● **PROVIDED TEXT**:

══════════════════════════════

The Defense And Plaintiffs' Rebuttal
Given the centrality of the concept of "effective control" to the application of the doctrine of command responsibility, defendants not surprisingly
argued in both cases that the civil war in their country had created a state of
chaos that rendered it impossible for them to know what their subordinates
were doing or to be able to intervene to prevent abuses or punish perpetrators. This defense proved successful in the Ford case, as statements by
jurors to the press indicate that they determined that the plaintiffs had not
met their burden of proving that the generals had "effective control" over
the subordinates who committed the churchwomen's murders.

══════════════════════════════

● **WHAT YOU NEED TO DO**:
1. According to the passage on the defense and rebuttal, in which case did the defense based on civil-war chaos succeed?
2. In the listing below, take everything from the line containing "105, 186, 127]" down to the line containing "169, 223, 191]", both included, and rewrite it as a Markdown table with the columns Row and Line. Leave out any blank lines.

Source records
══════════════════════════════

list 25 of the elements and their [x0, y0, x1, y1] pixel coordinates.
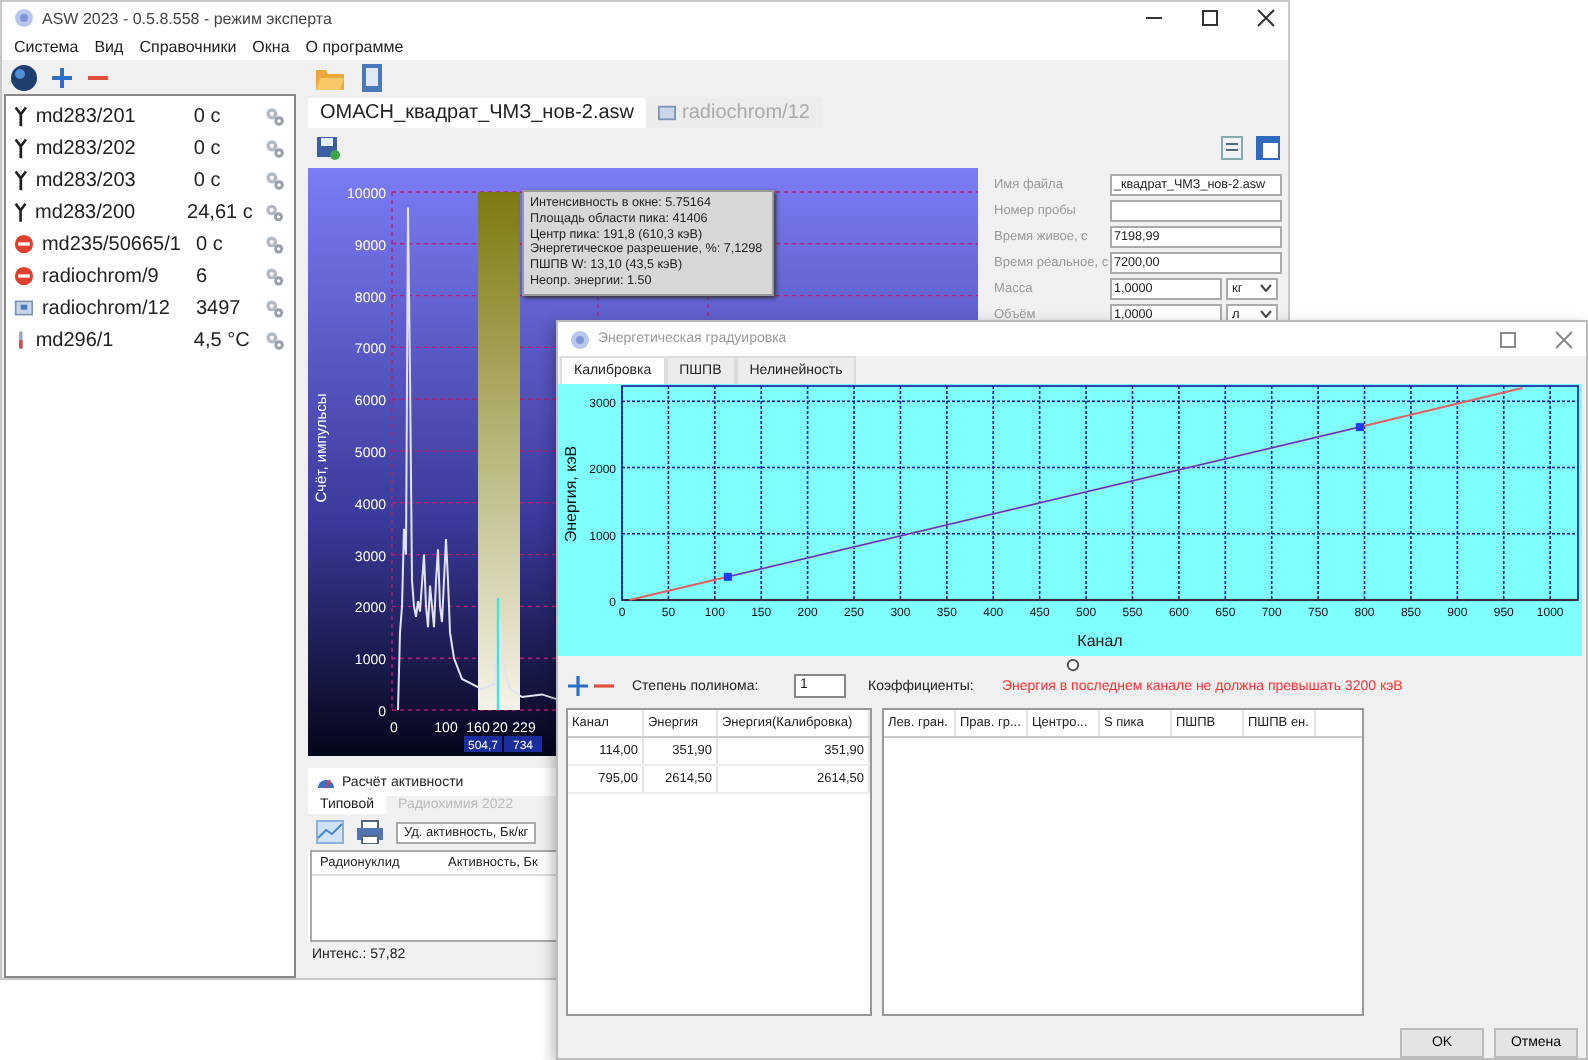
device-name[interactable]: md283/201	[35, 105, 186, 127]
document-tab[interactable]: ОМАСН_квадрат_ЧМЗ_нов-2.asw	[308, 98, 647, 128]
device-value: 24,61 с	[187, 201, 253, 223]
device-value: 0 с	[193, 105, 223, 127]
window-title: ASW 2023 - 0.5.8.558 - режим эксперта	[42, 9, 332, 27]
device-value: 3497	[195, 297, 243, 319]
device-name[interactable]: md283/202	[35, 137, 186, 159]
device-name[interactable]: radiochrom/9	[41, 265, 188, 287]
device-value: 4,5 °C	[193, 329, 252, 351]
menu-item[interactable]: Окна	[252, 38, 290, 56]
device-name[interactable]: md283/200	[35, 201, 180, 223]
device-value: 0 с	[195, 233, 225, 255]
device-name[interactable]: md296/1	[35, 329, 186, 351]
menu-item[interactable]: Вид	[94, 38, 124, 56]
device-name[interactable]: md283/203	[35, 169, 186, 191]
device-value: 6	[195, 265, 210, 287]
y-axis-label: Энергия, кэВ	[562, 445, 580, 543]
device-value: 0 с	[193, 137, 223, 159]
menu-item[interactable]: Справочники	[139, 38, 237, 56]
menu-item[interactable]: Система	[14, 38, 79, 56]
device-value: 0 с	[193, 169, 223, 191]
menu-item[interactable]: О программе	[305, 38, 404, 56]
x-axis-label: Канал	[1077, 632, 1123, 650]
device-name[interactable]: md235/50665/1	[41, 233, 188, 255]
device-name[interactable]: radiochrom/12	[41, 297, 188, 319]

══════════════════════════════

● **RESPONSES**:
1. The Ford case.

2.
| Row | Line |
|---|---|
| 1 | device-name[interactable]: md283/201	[35, 105, 186, 127] |
| 2 | document-tab[interactable]: ОМАСН_квадрат_ЧМЗ_нов-2.asw	[308, 98, 647, 128] |
| 3 | device-value: 24,61 с	[187, 201, 253, 223] |
| 4 | device-value: 0 с	[193, 105, 223, 127] |
| 5 | window-title: ASW 2023 - 0.5.8.558 - режим эксперта	[42, 9, 332, 27] |
| 6 | device-value: 3497	[195, 297, 243, 319] |
| 7 | device-name[interactable]: md283/202	[35, 137, 186, 159] |
| 8 | device-name[interactable]: radiochrom/9	[41, 265, 188, 287] |
| 9 | device-value: 4,5 °C	[193, 329, 252, 351] |
| 10 | menu-item[interactable]: Окна	[252, 38, 290, 56] |
| 11 | device-name[interactable]: md283/200	[35, 201, 180, 223] |
| 12 | device-value: 0 с	[195, 233, 225, 255] |
| 13 | device-name[interactable]: md296/1	[35, 329, 186, 351] |
| 14 | menu-item[interactable]: Вид	[94, 38, 124, 56] |
| 15 | device-name[interactable]: md283/203	[35, 169, 186, 191] |
| 16 | device-value: 6	[195, 265, 210, 287] |
| 17 | y-axis-label: Энергия, кэВ	[562, 445, 580, 543] |
| 18 | device-value: 0 с	[193, 137, 223, 159] |
| 19 | menu-item[interactable]: Справочники	[139, 38, 237, 56] |
| 20 | menu-item[interactable]: Система	[14, 38, 79, 56] |
| 21 | device-value: 0 с	[193, 169, 223, 191] |